» Complete the following
1 – In the post about Taylor Swift's songwriting, how many of the 128 songs Tim McGraw has recorded does it say he co-wrote?
2 – From the post about Taylor Swift's songwriting, copy out the passage starting at "Here’s another example." and ending at "God grow up.".

» Reading passage
========

Taylor Swift, The Songwriter
Tonight (11-6) Taylor Swift will be the host and musical guest of Saturday Night Live. Insert your favorite vomit joke here. If I desired, I could operate a daily blog on how Taylor is either not country, or how her handlers exemplify greed beyond all.
Just this week a controversy brewed about how the new “Platinum” edition of her album Fearless is just a loosely guised marketing scheme. The new edition includes a few new songs, but to get them, Taylor’s glitter-faced pubescent fans have to buy all the songs from the first edition that they already have. The Platinum edition also includes, and I quote, “her video collaboration with T-Pain on ‘Thug Story’.” I can’t make this stuff up people, this is what is being done with “country” music.
But what I want to focus on here is Taylor Swift the songwriter. Taylor Swift apologists love to tell us how she writes her own songs, and I don’t want to take anything away from that. This fact is exemplary in the modern pop country landscape. As Nix just pointed on the message board, out of the 128 songs Tim McGraw has recorded, he “co-wrote” two of them. Carrie Underwood’s new album Play On is getting mixed to bad reviews, with the Star Telegram saying: “Although she makes noise in the press about pushing herself and trying new things, the only variable between albums is who helps write songs. “
But Taylor Swift writing her own songs is where my fascination for her music ends, because Taylor writes soul-less, adolescent frap with rehashed themes stolen from Disneyania, that wouldn’t pass at an open mic night at a student union in freshmen dorms. How anyone with a full compliment of pubic hair, let alone some redneck driving around in a truck could enjoy or even stomach this nonsense is beyond me. Taylor Swift is nursery rhyme Hanna Montana bullshit. But let’s not dwell with generalities here, let me name names. For example, Taylor Swift’s song “Love Story,” seen here in an overproduced setting at last year’s CMA Awards:
Please God someone assure me that I am not the first to point out that the play Romeo & Juliet was a TRAGEDY, and not a love story. The period costumes and the fairy tale themes reek to prattling to Disney-induced mindsets that addle our county’s youth, and is a sad and scary testament to the state and adolescent-minded focus of our culture. How this heartless, nubile slush can even pass as popular music beyond the Nickelodeon demographic is bewildering, and disturbing. The rotation on Lite FM doesn’t even stoop this low, of course, unless they play this song. In a word, it is garbage.
Here’s another example. Hold your nose and take a peek:
Don’t fool yourself into thinking that Taylor Swift has built her empire solely on the backs of 15-year-olds. There are millions of others that listen to this, some as a guilty pleasure, and some as flag-waving fans. No wonder the American youth gestation period is now tickling 30. This isn’t inspiring, it is insipid. It is an example of how the American culture is obsessed with youth, so as not to face the ruinous nature of the present day, and how High School is the beginning and end of life in the unhealthy suburban sprawl mindset. If you’re fifteen and you like this, rock on. If you’re older and like it, for the love of God grow up.

========

» Data excerpts

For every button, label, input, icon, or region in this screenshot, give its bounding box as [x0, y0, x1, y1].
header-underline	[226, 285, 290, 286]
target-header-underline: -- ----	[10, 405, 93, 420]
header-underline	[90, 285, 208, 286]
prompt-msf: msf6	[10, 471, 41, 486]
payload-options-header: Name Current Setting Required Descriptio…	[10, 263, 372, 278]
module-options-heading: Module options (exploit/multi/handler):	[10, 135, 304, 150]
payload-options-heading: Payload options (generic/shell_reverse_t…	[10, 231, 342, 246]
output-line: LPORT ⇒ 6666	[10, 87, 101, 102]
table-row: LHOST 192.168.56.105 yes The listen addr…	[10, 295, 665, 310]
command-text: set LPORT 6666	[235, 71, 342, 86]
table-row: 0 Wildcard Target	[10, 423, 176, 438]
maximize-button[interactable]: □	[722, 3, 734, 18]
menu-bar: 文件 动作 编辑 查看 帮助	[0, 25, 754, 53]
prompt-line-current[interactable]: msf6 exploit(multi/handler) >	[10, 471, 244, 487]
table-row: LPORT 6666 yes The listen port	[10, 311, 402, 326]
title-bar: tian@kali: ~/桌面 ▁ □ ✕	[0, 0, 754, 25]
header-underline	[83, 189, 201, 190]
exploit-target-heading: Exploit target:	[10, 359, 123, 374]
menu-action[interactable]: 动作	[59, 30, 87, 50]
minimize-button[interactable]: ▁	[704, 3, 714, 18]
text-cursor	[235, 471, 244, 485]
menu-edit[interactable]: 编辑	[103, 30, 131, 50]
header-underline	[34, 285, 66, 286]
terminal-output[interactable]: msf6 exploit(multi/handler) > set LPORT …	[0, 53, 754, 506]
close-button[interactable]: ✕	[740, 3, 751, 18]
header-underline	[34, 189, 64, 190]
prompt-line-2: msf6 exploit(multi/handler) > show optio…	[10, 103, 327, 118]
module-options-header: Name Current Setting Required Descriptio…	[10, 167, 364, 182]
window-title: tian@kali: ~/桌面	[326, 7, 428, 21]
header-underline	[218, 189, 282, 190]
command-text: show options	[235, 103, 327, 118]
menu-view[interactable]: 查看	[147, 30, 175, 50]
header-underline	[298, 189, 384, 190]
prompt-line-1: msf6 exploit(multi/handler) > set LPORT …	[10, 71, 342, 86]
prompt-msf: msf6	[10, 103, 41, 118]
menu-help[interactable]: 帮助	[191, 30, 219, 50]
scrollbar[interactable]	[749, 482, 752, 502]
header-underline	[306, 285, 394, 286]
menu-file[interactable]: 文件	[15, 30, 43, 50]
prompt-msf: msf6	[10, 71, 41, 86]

========

» Responses per task
1 – Two.

2 –
Here’s another example. Hold your nose and take a peek:
Don’t fool yourself into thinking that Taylor Swift has built her empire solely on the backs of 15-year-olds. There are millions of others that listen to this, some as a guilty pleasure, and some as flag-waving fans. No wonder the American youth gestation period is now tickling 30. This isn’t inspiring, it is insipid. It is an example of how the American culture is obsessed with youth, so as not to face the ruinous nature of the present day, and how High School is the beginning and end of life in the unhealthy suburban sprawl mindset. If you’re fifteen and you like this, rock on. If you’re older and like it, for the love of God grow up.